- **Work instructions**
Repeat the material below exactly, with no pictures.
______
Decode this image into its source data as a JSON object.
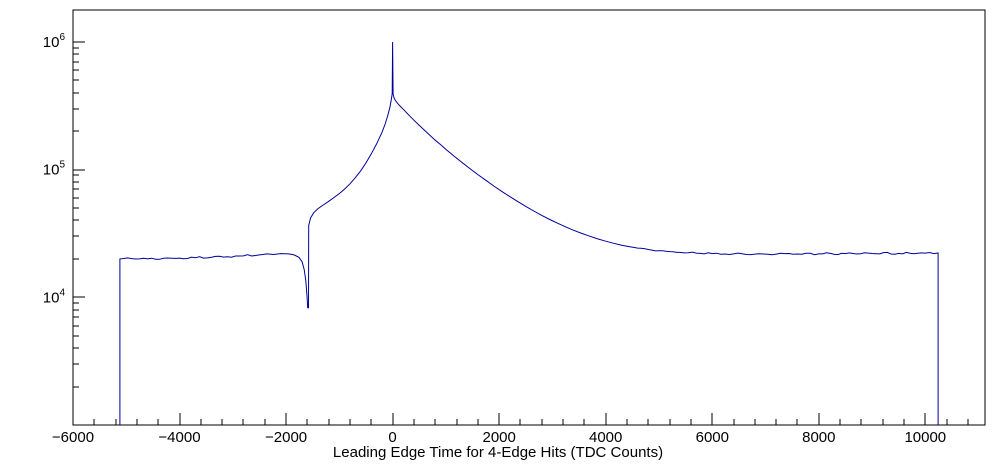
{
  "chart_data": {
    "type": "line",
    "title": "",
    "xlabel": "Leading Edge Time for 4-Edge Hits (TDC Counts)",
    "ylabel": "",
    "background_color": "#ffffff",
    "frame_color": "#000000",
    "line_color": "#000099",
    "noise_fraction": 0.018,
    "grid": false,
    "x_axis": {
      "min": -6000,
      "max": 11120,
      "major_ticks": [
        -6000,
        -4000,
        -2000,
        0,
        2000,
        4000,
        6000,
        8000,
        10000
      ],
      "tick_labels": [
        "−6000",
        "−4000",
        "−2000",
        "0",
        "2000",
        "4000",
        "6000",
        "8000",
        "10000"
      ],
      "minor_tick_step": 400
    },
    "y_axis": {
      "scale": "log",
      "min": 1000,
      "max": 1780000,
      "decade_exponents": [
        3,
        4,
        5,
        6
      ],
      "labeled": [
        {
          "value": 10000,
          "mantissa": "10",
          "exponent": "4"
        },
        {
          "value": 100000,
          "mantissa": "10",
          "exponent": "5"
        },
        {
          "value": 1000000,
          "mantissa": "10",
          "exponent": "6"
        }
      ]
    },
    "points": [
      [
        -5120,
        0
      ],
      [
        -5120,
        20000
      ],
      [
        -4900,
        20100
      ],
      [
        -4600,
        20000
      ],
      [
        -4300,
        20200
      ],
      [
        -4000,
        20300
      ],
      [
        -3700,
        20400
      ],
      [
        -3400,
        20600
      ],
      [
        -3100,
        20800
      ],
      [
        -2800,
        21100
      ],
      [
        -2500,
        21500
      ],
      [
        -2300,
        21800
      ],
      [
        -2100,
        22000
      ],
      [
        -1950,
        21900
      ],
      [
        -1850,
        21500
      ],
      [
        -1760,
        20600
      ],
      [
        -1700,
        19000
      ],
      [
        -1660,
        16500
      ],
      [
        -1630,
        13500
      ],
      [
        -1610,
        10500
      ],
      [
        -1595,
        8300
      ],
      [
        -1580,
        8300
      ],
      [
        -1575,
        36500
      ],
      [
        -1540,
        42000
      ],
      [
        -1480,
        46000
      ],
      [
        -1400,
        49500
      ],
      [
        -1300,
        53000
      ],
      [
        -1200,
        56500
      ],
      [
        -1100,
        60500
      ],
      [
        -1000,
        65000
      ],
      [
        -900,
        70500
      ],
      [
        -800,
        77500
      ],
      [
        -700,
        86500
      ],
      [
        -600,
        98000
      ],
      [
        -500,
        113000
      ],
      [
        -400,
        133000
      ],
      [
        -300,
        159000
      ],
      [
        -200,
        196000
      ],
      [
        -140,
        228000
      ],
      [
        -90,
        266000
      ],
      [
        -50,
        310000
      ],
      [
        -20,
        365000
      ],
      [
        -8,
        395000
      ],
      [
        0,
        1000000
      ],
      [
        8,
        390000
      ],
      [
        30,
        362000
      ],
      [
        60,
        345000
      ],
      [
        100,
        328000
      ],
      [
        150,
        312000
      ],
      [
        200,
        297000
      ],
      [
        300,
        269000
      ],
      [
        400,
        244000
      ],
      [
        500,
        222000
      ],
      [
        600,
        203000
      ],
      [
        700,
        186000
      ],
      [
        800,
        170000
      ],
      [
        900,
        157000
      ],
      [
        1000,
        144000
      ],
      [
        1150,
        128000
      ],
      [
        1300,
        114000
      ],
      [
        1450,
        102000
      ],
      [
        1600,
        91500
      ],
      [
        1750,
        82500
      ],
      [
        1900,
        74500
      ],
      [
        2050,
        67500
      ],
      [
        2200,
        61500
      ],
      [
        2350,
        56200
      ],
      [
        2500,
        51500
      ],
      [
        2650,
        47400
      ],
      [
        2800,
        43800
      ],
      [
        2950,
        40700
      ],
      [
        3100,
        38000
      ],
      [
        3250,
        35600
      ],
      [
        3400,
        33500
      ],
      [
        3550,
        31700
      ],
      [
        3700,
        30100
      ],
      [
        3850,
        28700
      ],
      [
        4000,
        27500
      ],
      [
        4150,
        26500
      ],
      [
        4300,
        25600
      ],
      [
        4450,
        24900
      ],
      [
        4600,
        24300
      ],
      [
        4800,
        23700
      ],
      [
        5000,
        23200
      ],
      [
        5200,
        22800
      ],
      [
        5400,
        22500
      ],
      [
        5700,
        22200
      ],
      [
        6000,
        22000
      ],
      [
        6400,
        21900
      ],
      [
        6800,
        21800
      ],
      [
        7200,
        21800
      ],
      [
        7600,
        21850
      ],
      [
        8000,
        21900
      ],
      [
        8500,
        22000
      ],
      [
        9000,
        22050
      ],
      [
        9500,
        22100
      ],
      [
        10000,
        22200
      ],
      [
        10240,
        22250
      ],
      [
        10240,
        0
      ]
    ]
  }
}
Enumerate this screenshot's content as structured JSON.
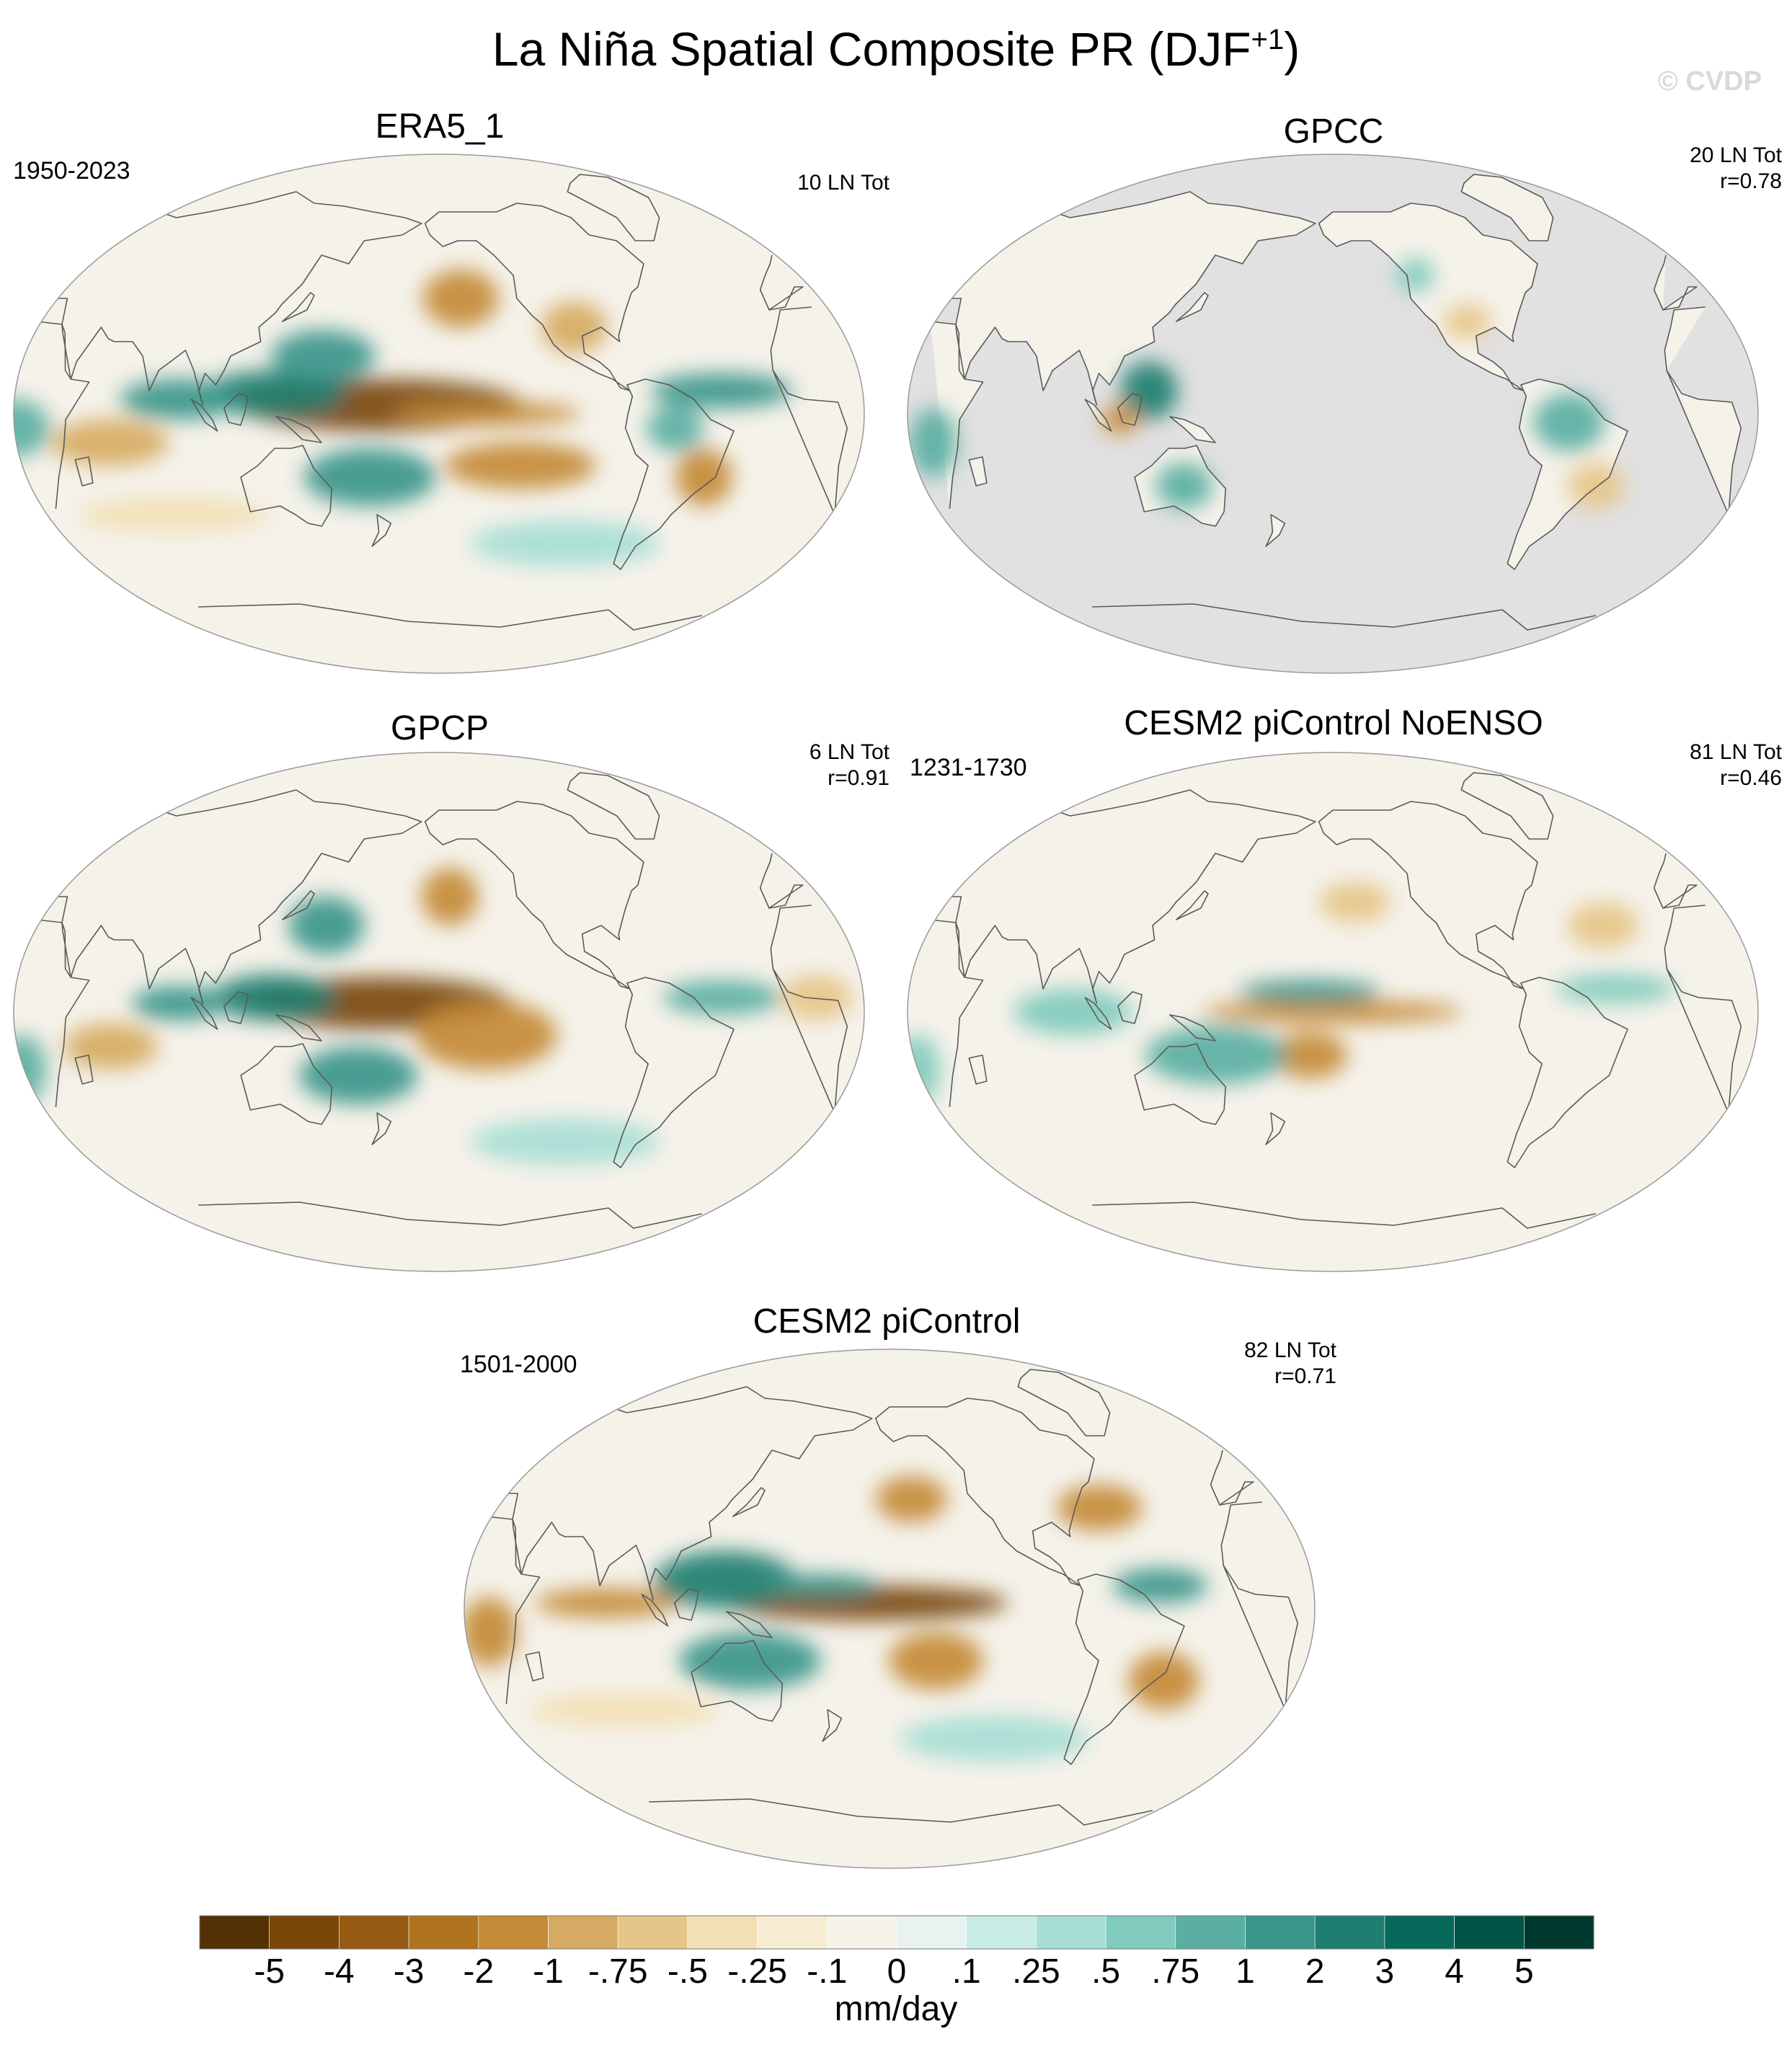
______
- **Solution**
Decode this image into its source data as a JSON object.
{
  "chart_data": {
    "type": "line",
    "title": "",
    "xlabel": "Leading Edge Time for 4-Edge Hits (TDC Counts)",
    "ylabel": "",
    "background_color": "#ffffff",
    "frame_color": "#000000",
    "line_color": "#000099",
    "noise_fraction": 0.018,
    "grid": false,
    "x_axis": {
      "min": -6000,
      "max": 11120,
      "major_ticks": [
        -6000,
        -4000,
        -2000,
        0,
        2000,
        4000,
        6000,
        8000,
        10000
      ],
      "tick_labels": [
        "−6000",
        "−4000",
        "−2000",
        "0",
        "2000",
        "4000",
        "6000",
        "8000",
        "10000"
      ],
      "minor_tick_step": 400
    },
    "y_axis": {
      "scale": "log",
      "min": 1000,
      "max": 1780000,
      "decade_exponents": [
        3,
        4,
        5,
        6
      ],
      "labeled": [
        {
          "value": 10000,
          "mantissa": "10",
          "exponent": "4"
        },
        {
          "value": 100000,
          "mantissa": "10",
          "exponent": "5"
        },
        {
          "value": 1000000,
          "mantissa": "10",
          "exponent": "6"
        }
      ]
    },
    "points": [
      [
        -5120,
        0
      ],
      [
        -5120,
        20000
      ],
      [
        -4900,
        20100
      ],
      [
        -4600,
        20000
      ],
      [
        -4300,
        20200
      ],
      [
        -4000,
        20300
      ],
      [
        -3700,
        20400
      ],
      [
        -3400,
        20600
      ],
      [
        -3100,
        20800
      ],
      [
        -2800,
        21100
      ],
      [
        -2500,
        21500
      ],
      [
        -2300,
        21800
      ],
      [
        -2100,
        22000
      ],
      [
        -1950,
        21900
      ],
      [
        -1850,
        21500
      ],
      [
        -1760,
        20600
      ],
      [
        -1700,
        19000
      ],
      [
        -1660,
        16500
      ],
      [
        -1630,
        13500
      ],
      [
        -1610,
        10500
      ],
      [
        -1595,
        8300
      ],
      [
        -1580,
        8300
      ],
      [
        -1575,
        36500
      ],
      [
        -1540,
        42000
      ],
      [
        -1480,
        46000
      ],
      [
        -1400,
        49500
      ],
      [
        -1300,
        53000
      ],
      [
        -1200,
        56500
      ],
      [
        -1100,
        60500
      ],
      [
        -1000,
        65000
      ],
      [
        -900,
        70500
      ],
      [
        -800,
        77500
      ],
      [
        -700,
        86500
      ],
      [
        -600,
        98000
      ],
      [
        -500,
        113000
      ],
      [
        -400,
        133000
      ],
      [
        -300,
        159000
      ],
      [
        -200,
        196000
      ],
      [
        -140,
        228000
      ],
      [
        -90,
        266000
      ],
      [
        -50,
        310000
      ],
      [
        -20,
        365000
      ],
      [
        -8,
        395000
      ],
      [
        0,
        1000000
      ],
      [
        8,
        390000
      ],
      [
        30,
        362000
      ],
      [
        60,
        345000
      ],
      [
        100,
        328000
      ],
      [
        150,
        312000
      ],
      [
        200,
        297000
      ],
      [
        300,
        269000
      ],
      [
        400,
        244000
      ],
      [
        500,
        222000
      ],
      [
        600,
        203000
      ],
      [
        700,
        186000
      ],
      [
        800,
        170000
      ],
      [
        900,
        157000
      ],
      [
        1000,
        144000
      ],
      [
        1150,
        128000
      ],
      [
        1300,
        114000
      ],
      [
        1450,
        102000
      ],
      [
        1600,
        91500
      ],
      [
        1750,
        82500
      ],
      [
        1900,
        74500
      ],
      [
        2050,
        67500
      ],
      [
        2200,
        61500
      ],
      [
        2350,
        56200
      ],
      [
        2500,
        51500
      ],
      [
        2650,
        47400
      ],
      [
        2800,
        43800
      ],
      [
        2950,
        40700
      ],
      [
        3100,
        38000
      ],
      [
        3250,
        35600
      ],
      [
        3400,
        33500
      ],
      [
        3550,
        31700
      ],
      [
        3700,
        30100
      ],
      [
        3850,
        28700
      ],
      [
        4000,
        27500
      ],
      [
        4150,
        26500
      ],
      [
        4300,
        25600
      ],
      [
        4450,
        24900
      ],
      [
        4600,
        24300
      ],
      [
        4800,
        23700
      ],
      [
        5000,
        23200
      ],
      [
        5200,
        22800
      ],
      [
        5400,
        22500
      ],
      [
        5700,
        22200
      ],
      [
        6000,
        22000
      ],
      [
        6400,
        21900
      ],
      [
        6800,
        21800
      ],
      [
        7200,
        21800
      ],
      [
        7600,
        21850
      ],
      [
        8000,
        21900
      ],
      [
        8500,
        22000
      ],
      [
        9000,
        22050
      ],
      [
        9500,
        22100
      ],
      [
        10000,
        22200
      ],
      [
        10240,
        22250
      ],
      [
        10240,
        0
      ]
    ]
  }
}
Enumerate this screenshot's content as structured JSON.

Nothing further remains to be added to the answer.